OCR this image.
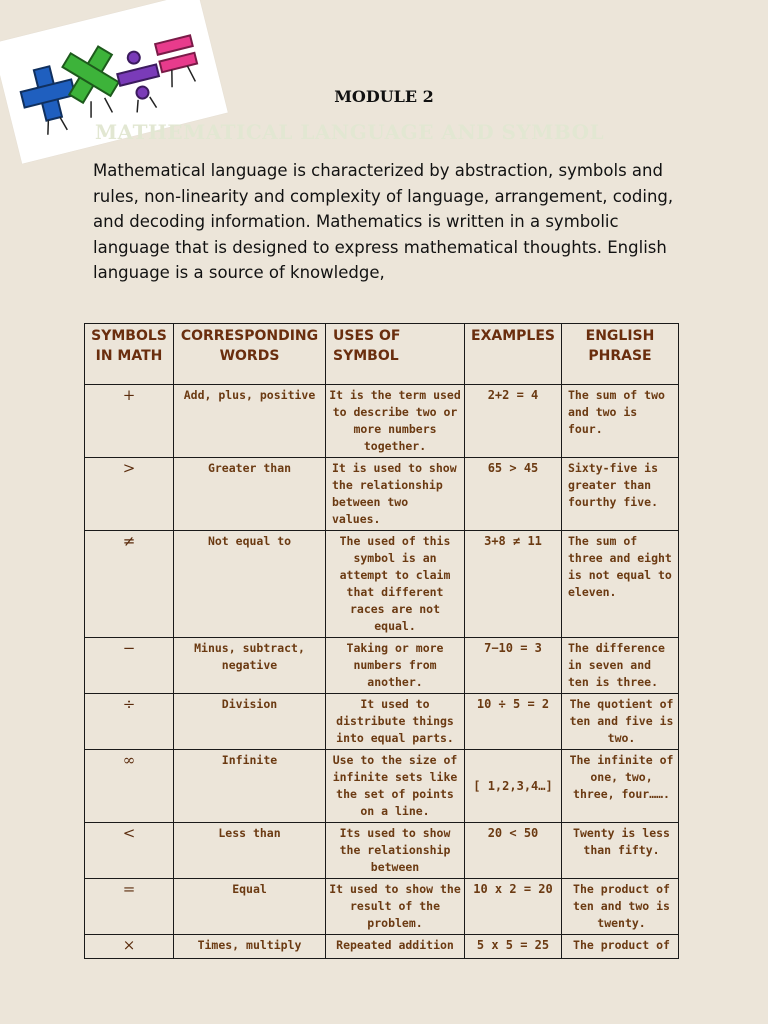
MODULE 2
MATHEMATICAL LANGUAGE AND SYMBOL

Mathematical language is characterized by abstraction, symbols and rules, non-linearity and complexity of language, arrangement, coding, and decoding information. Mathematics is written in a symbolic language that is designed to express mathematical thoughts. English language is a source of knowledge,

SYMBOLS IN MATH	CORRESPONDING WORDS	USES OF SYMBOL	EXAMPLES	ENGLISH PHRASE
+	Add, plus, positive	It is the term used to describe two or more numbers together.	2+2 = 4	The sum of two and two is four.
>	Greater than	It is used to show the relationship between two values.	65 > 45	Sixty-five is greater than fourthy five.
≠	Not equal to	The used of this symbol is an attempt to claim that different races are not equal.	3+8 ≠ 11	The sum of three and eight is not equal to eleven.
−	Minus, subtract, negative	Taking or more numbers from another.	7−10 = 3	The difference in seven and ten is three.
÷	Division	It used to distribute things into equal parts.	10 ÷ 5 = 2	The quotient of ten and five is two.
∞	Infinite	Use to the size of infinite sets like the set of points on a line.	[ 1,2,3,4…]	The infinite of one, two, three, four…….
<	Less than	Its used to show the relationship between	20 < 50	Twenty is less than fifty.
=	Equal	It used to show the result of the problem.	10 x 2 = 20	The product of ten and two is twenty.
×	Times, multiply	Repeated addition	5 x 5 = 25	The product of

_ _ _ _ _

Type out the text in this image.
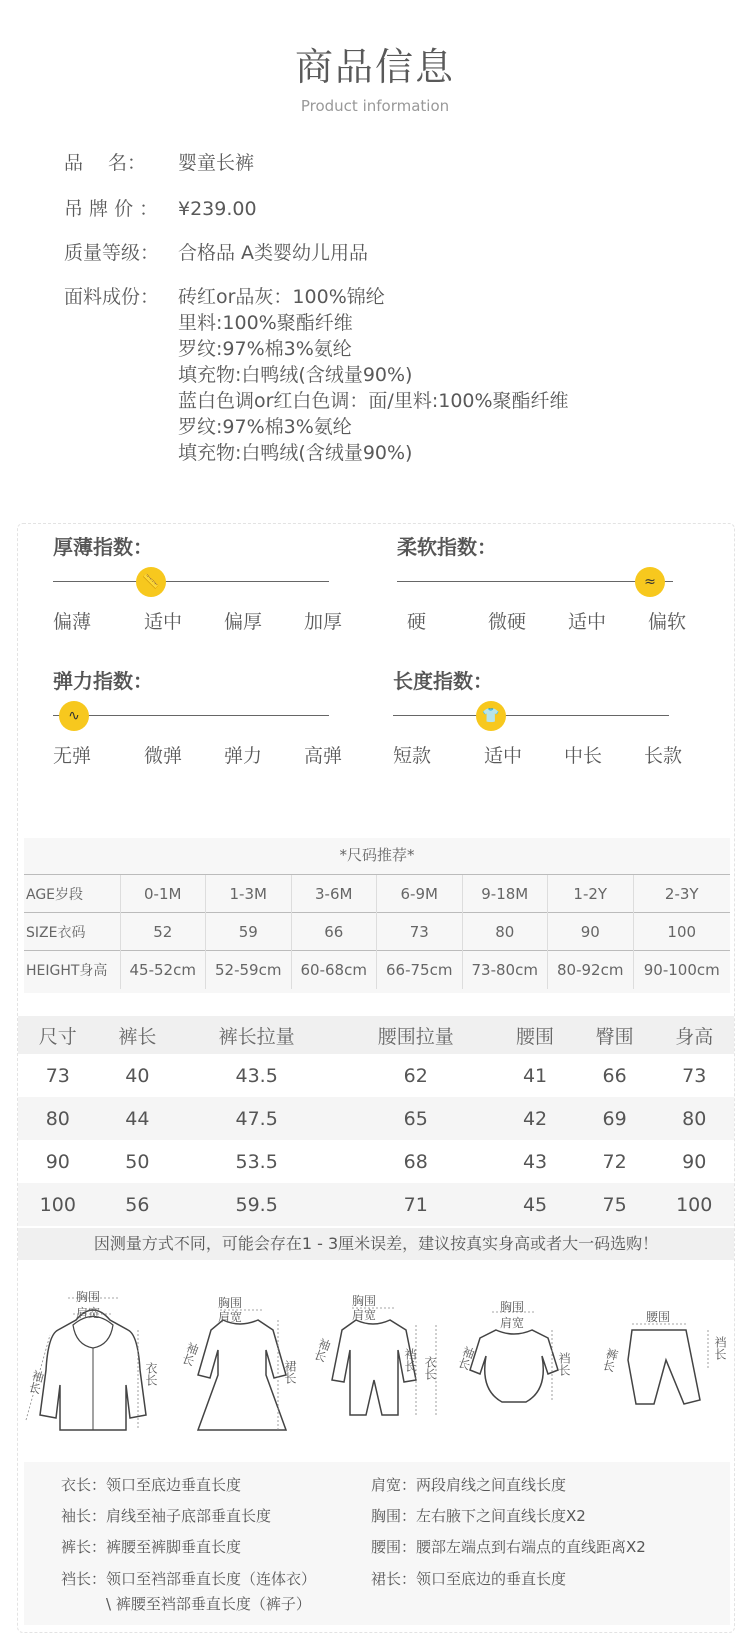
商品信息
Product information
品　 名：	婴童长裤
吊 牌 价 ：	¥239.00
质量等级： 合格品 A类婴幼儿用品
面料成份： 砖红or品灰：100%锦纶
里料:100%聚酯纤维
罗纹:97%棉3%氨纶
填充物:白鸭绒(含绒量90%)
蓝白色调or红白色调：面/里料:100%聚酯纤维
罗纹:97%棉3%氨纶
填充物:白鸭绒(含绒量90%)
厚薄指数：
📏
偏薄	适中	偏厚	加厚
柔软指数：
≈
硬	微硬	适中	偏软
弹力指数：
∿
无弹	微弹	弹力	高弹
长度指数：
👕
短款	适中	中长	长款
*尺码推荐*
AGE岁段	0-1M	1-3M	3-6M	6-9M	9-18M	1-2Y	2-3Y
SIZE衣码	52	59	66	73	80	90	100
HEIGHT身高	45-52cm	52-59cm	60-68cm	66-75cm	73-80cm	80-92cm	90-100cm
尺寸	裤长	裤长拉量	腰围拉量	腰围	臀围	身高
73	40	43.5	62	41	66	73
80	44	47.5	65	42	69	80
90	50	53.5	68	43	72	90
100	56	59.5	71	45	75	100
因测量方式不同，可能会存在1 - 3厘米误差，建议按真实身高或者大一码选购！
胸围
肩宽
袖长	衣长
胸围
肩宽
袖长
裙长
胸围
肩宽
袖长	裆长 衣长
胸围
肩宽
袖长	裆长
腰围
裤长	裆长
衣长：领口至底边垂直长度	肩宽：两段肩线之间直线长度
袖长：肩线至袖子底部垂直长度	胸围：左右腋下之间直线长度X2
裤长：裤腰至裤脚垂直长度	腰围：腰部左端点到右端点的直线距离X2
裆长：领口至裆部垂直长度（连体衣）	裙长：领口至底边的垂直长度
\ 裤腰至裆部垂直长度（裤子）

_ _ _ _ _

:: Direction ::
Lines of the listing that contain the word "this" are to be counted; report only their number.

:: Task response ::
3